Task details
Set down, please, exactly the lines below that run from the line with "Enumerate this screenshot's" to the line with "Transcribe this image's", both lines included.

Extracted entries
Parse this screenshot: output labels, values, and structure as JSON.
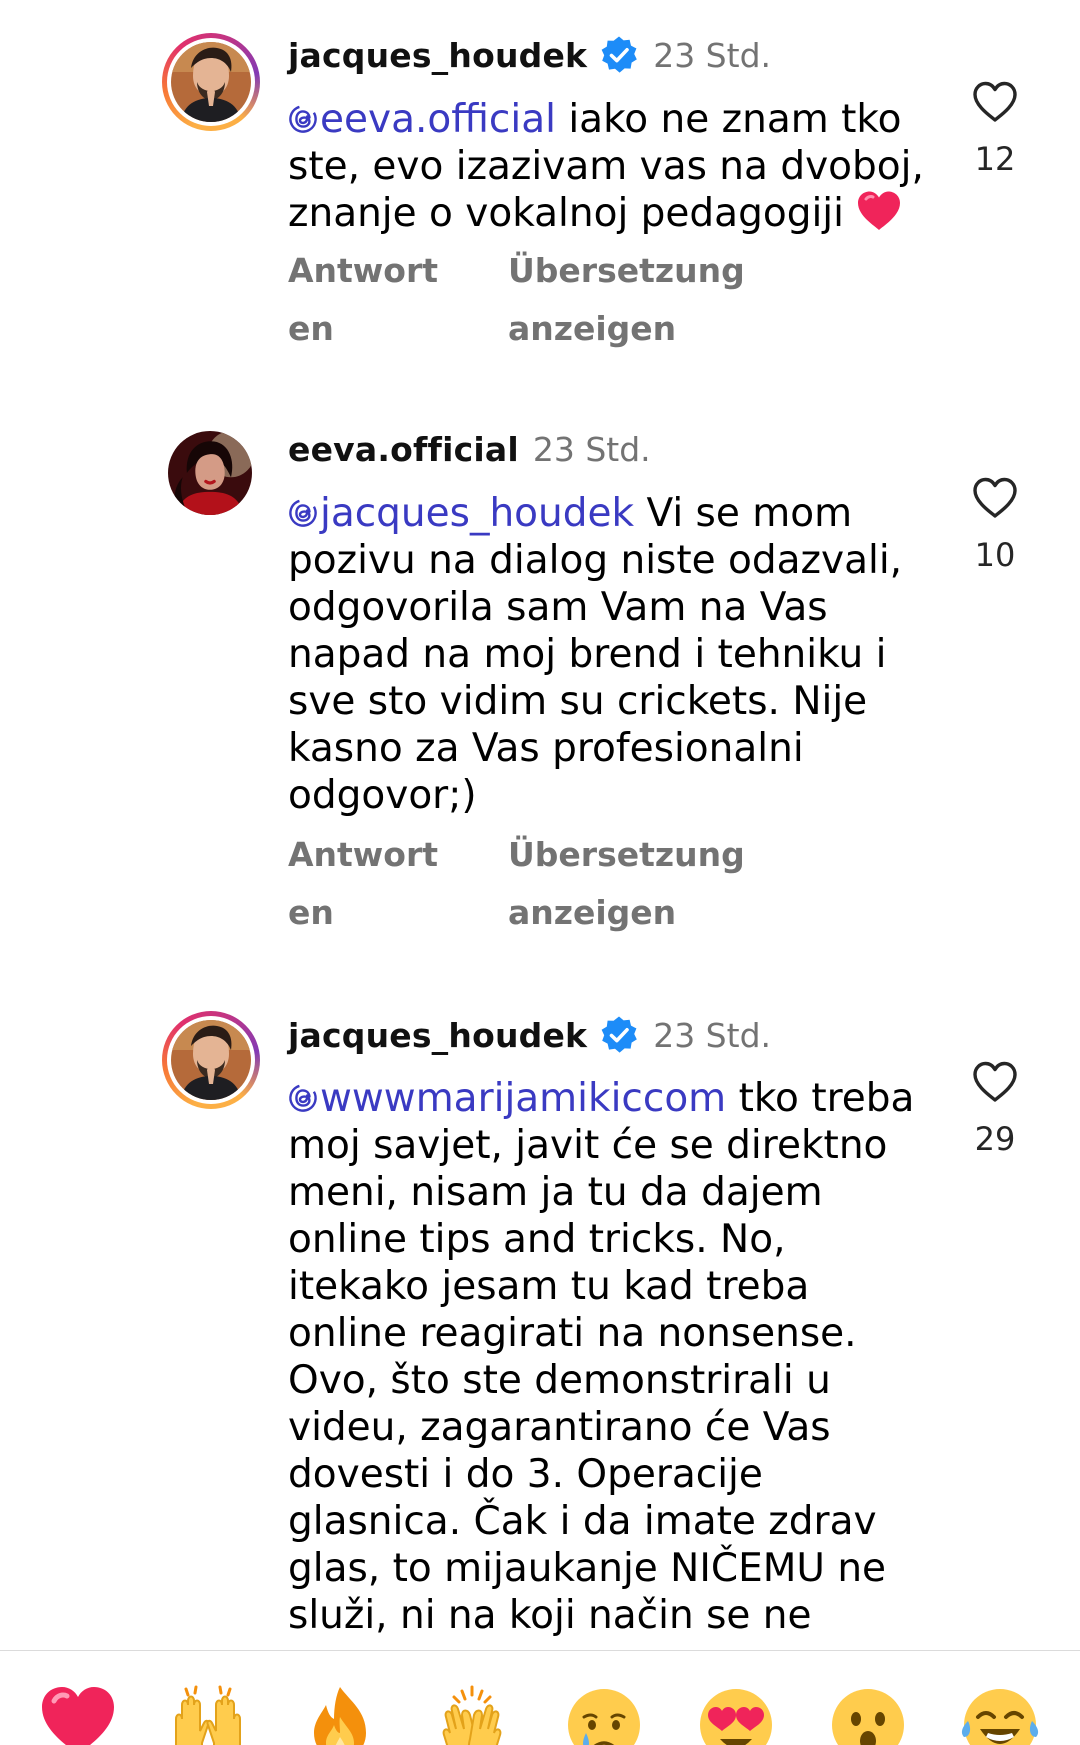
...
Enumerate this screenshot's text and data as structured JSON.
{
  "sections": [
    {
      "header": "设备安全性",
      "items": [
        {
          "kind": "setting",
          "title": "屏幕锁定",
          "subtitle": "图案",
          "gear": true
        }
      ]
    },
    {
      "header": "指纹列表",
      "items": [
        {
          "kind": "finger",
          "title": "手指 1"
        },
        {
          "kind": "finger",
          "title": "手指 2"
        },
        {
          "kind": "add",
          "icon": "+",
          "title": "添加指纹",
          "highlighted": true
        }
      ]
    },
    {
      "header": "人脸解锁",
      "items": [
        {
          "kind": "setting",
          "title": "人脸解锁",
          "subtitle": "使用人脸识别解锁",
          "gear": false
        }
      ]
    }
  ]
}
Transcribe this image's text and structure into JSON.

Task answer
Enumerate this screenshot's text and data as structured JSON.
{
  "sections": [
    {
      "header": "设备安全性",
      "items": [
        {
          "kind": "setting",
          "title": "屏幕锁定",
          "subtitle": "图案",
          "gear": true
        }
      ]
    },
    {
      "header": "指纹列表",
      "items": [
        {
          "kind": "finger",
          "title": "手指 1"
        },
        {
          "kind": "finger",
          "title": "手指 2"
        },
        {
          "kind": "add",
          "icon": "+",
          "title": "添加指纹",
          "highlighted": true
        }
      ]
    },
    {
      "header": "人脸解锁",
      "items": [
        {
          "kind": "setting",
          "title": "人脸解锁",
          "subtitle": "使用人脸识别解锁",
          "gear": false
        }
      ]
    }
  ]
}
Transcribe this image's text and structure into JSON.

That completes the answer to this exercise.